> [Records for the task]:
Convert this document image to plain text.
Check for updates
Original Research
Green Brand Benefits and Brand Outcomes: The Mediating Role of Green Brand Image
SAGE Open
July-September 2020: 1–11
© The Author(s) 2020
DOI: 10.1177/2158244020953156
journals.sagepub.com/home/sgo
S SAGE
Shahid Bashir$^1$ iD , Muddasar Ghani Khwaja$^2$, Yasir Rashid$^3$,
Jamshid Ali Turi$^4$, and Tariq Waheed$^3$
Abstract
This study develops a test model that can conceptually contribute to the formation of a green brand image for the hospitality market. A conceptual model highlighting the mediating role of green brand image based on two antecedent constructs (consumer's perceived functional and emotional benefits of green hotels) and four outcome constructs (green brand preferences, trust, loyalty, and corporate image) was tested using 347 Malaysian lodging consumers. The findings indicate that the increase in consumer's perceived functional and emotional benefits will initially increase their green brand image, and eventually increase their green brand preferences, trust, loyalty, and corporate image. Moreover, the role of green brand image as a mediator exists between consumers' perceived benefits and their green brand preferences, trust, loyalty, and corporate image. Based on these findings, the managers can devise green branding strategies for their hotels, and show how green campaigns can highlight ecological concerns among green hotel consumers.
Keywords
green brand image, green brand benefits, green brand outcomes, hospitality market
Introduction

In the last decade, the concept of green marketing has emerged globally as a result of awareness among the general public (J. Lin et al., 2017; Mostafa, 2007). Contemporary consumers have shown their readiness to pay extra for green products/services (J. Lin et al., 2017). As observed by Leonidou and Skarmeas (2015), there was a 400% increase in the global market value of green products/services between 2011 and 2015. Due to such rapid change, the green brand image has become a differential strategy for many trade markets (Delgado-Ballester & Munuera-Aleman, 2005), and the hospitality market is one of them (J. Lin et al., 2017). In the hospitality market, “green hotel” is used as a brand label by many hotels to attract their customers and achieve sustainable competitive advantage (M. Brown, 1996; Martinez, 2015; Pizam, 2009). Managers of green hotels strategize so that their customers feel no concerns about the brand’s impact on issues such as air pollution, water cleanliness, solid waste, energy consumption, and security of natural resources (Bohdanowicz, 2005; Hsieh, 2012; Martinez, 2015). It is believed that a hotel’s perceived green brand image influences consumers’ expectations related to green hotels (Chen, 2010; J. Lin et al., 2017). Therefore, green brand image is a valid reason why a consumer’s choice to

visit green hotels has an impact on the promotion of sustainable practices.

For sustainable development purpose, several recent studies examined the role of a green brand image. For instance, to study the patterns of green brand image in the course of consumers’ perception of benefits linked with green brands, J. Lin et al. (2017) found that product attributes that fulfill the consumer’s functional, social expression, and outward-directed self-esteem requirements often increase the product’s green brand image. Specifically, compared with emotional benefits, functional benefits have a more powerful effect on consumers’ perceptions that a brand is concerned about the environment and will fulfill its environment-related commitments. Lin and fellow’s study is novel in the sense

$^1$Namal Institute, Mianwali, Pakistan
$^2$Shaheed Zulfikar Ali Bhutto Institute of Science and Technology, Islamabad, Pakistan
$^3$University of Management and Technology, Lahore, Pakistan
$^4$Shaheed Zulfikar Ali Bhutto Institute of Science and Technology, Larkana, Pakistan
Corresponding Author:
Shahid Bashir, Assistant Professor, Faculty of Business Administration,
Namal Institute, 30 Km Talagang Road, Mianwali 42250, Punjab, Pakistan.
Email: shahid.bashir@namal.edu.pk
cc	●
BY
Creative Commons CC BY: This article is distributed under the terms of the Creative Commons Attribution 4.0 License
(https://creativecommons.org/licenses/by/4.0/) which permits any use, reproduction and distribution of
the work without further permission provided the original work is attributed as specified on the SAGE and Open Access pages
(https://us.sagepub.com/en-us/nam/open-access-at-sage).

> [Prompt]: Search the listing above for the string "Science". Copy every line that contains it.

> [Full output]:
$^2$Shaheed Zulfikar Ali Bhutto Institute of Science and Technology, Islamabad, Pakistan
$^4$Shaheed Zulfikar Ali Bhutto Institute of Science and Technology, Larkana, Pakistan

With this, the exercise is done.